_Directions for this task_. Your answer must be every line of the data that holds the string "median".

[Data under study Boundary: Start]

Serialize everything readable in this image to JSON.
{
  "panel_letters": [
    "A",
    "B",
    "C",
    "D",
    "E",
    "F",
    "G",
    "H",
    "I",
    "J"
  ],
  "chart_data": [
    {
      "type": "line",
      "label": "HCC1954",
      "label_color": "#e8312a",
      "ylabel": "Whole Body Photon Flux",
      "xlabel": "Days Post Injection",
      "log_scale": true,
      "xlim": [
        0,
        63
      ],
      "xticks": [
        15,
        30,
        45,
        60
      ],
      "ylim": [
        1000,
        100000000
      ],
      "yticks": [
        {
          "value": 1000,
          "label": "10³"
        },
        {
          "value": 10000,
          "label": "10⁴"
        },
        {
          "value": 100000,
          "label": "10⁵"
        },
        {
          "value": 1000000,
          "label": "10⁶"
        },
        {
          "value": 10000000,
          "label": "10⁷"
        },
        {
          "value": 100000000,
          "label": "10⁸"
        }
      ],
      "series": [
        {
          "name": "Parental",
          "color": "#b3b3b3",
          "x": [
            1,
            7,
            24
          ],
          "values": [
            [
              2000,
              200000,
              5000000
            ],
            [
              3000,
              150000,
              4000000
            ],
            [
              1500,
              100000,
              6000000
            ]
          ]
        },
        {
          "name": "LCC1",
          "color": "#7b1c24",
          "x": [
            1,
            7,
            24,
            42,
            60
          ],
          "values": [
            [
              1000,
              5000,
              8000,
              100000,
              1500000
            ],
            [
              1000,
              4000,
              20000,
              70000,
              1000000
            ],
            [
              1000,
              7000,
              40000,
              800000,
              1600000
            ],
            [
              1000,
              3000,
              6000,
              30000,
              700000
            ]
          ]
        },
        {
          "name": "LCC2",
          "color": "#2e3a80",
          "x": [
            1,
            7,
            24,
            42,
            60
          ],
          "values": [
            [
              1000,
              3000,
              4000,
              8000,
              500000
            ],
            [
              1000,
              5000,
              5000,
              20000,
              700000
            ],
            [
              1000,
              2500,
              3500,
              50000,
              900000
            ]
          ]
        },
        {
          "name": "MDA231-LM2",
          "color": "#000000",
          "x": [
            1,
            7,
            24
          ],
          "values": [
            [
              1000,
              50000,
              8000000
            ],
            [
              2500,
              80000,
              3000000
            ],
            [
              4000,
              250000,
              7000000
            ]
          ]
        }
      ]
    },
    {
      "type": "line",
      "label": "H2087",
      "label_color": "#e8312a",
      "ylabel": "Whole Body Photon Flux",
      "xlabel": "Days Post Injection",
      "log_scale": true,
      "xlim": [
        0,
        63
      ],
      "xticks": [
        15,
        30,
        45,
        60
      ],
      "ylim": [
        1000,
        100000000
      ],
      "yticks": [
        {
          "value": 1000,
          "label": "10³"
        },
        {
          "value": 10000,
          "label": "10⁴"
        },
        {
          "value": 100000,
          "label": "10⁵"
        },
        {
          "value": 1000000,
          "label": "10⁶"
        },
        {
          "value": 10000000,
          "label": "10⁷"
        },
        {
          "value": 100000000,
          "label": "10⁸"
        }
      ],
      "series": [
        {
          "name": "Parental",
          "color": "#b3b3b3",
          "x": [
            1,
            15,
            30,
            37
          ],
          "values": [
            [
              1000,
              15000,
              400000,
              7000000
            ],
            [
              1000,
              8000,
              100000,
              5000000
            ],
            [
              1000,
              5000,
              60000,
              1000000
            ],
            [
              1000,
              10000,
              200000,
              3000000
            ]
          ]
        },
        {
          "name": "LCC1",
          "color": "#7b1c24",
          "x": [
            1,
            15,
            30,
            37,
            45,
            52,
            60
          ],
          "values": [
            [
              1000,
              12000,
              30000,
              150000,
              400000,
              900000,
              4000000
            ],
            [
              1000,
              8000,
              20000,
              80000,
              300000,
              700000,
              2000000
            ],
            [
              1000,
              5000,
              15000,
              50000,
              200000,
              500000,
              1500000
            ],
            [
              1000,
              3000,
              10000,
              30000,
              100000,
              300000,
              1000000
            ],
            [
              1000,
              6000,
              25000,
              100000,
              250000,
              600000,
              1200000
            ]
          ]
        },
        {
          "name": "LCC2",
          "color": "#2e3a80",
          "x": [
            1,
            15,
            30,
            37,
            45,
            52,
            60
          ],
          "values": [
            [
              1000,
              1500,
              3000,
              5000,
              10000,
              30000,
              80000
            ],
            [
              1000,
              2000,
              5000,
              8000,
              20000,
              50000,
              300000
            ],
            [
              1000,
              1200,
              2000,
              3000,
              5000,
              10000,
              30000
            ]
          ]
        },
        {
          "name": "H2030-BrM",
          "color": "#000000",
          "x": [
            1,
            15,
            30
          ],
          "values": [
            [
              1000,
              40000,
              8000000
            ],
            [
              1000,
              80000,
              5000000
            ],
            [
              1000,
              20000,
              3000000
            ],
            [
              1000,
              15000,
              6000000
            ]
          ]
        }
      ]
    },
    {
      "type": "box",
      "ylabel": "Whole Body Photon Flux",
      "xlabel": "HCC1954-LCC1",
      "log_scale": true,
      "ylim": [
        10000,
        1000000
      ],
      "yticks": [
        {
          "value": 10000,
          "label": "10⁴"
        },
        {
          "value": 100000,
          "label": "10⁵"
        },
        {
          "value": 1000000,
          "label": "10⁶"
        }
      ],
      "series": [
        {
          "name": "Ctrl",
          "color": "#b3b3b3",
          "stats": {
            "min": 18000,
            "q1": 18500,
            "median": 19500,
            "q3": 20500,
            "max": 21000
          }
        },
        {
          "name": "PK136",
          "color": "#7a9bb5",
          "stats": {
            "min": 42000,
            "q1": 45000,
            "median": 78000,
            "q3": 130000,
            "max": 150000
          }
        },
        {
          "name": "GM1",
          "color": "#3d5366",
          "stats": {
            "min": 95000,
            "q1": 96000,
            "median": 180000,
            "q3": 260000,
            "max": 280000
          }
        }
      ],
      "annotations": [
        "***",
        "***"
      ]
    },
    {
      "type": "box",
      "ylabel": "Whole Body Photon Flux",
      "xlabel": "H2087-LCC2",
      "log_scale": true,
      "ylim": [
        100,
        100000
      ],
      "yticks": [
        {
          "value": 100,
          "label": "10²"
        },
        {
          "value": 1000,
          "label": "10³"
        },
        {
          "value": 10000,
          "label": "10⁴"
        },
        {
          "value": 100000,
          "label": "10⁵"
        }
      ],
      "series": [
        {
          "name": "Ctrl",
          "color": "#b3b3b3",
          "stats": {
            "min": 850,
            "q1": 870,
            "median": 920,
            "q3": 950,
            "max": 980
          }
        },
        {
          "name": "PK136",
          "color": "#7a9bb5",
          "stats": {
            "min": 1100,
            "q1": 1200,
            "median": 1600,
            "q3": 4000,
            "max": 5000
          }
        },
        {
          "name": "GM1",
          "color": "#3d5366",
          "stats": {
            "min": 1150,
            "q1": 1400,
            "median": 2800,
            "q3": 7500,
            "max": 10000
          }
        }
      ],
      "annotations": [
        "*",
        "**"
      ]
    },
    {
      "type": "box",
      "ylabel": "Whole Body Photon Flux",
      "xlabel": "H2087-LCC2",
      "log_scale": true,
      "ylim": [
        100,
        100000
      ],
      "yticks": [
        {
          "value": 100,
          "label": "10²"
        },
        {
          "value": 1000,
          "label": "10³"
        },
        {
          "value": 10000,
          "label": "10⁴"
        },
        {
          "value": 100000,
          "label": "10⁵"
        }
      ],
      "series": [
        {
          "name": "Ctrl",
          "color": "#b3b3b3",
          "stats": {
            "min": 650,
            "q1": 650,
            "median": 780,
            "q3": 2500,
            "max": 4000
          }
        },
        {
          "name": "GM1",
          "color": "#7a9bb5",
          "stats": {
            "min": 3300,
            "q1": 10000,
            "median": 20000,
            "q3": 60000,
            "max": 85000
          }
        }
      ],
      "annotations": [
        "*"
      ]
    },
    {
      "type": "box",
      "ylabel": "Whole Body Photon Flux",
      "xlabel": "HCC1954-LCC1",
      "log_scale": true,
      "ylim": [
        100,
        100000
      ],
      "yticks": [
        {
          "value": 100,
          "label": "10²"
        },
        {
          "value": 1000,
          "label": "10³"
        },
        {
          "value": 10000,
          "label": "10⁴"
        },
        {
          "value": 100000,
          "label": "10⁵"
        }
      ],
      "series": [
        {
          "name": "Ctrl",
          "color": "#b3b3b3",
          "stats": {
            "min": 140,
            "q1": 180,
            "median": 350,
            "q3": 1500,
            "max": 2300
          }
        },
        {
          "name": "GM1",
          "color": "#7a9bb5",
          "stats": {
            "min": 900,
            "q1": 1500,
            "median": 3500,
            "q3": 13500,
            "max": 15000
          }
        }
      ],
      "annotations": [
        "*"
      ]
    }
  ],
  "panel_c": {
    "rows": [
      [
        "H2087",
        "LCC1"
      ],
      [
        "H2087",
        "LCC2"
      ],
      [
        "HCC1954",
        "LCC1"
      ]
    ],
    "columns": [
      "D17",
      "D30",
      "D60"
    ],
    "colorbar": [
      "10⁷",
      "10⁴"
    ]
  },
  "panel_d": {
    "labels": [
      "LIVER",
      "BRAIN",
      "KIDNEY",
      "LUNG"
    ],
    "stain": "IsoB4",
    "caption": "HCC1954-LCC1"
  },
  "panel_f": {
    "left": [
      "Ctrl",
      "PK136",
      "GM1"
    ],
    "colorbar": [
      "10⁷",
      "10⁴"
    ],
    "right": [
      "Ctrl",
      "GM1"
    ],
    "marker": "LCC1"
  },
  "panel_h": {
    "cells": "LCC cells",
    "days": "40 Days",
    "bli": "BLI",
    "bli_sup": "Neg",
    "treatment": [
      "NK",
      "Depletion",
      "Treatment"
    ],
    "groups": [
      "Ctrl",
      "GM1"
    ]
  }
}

[Data under study Boundary: End]

_Task answer_.
            "median": 19500,
            "median": 78000,
            "median": 180000,
            "median": 920,
            "median": 1600,
            "median": 2800,
            "median": 780,
            "median": 20000,
            "median": 350,
            "median": 3500,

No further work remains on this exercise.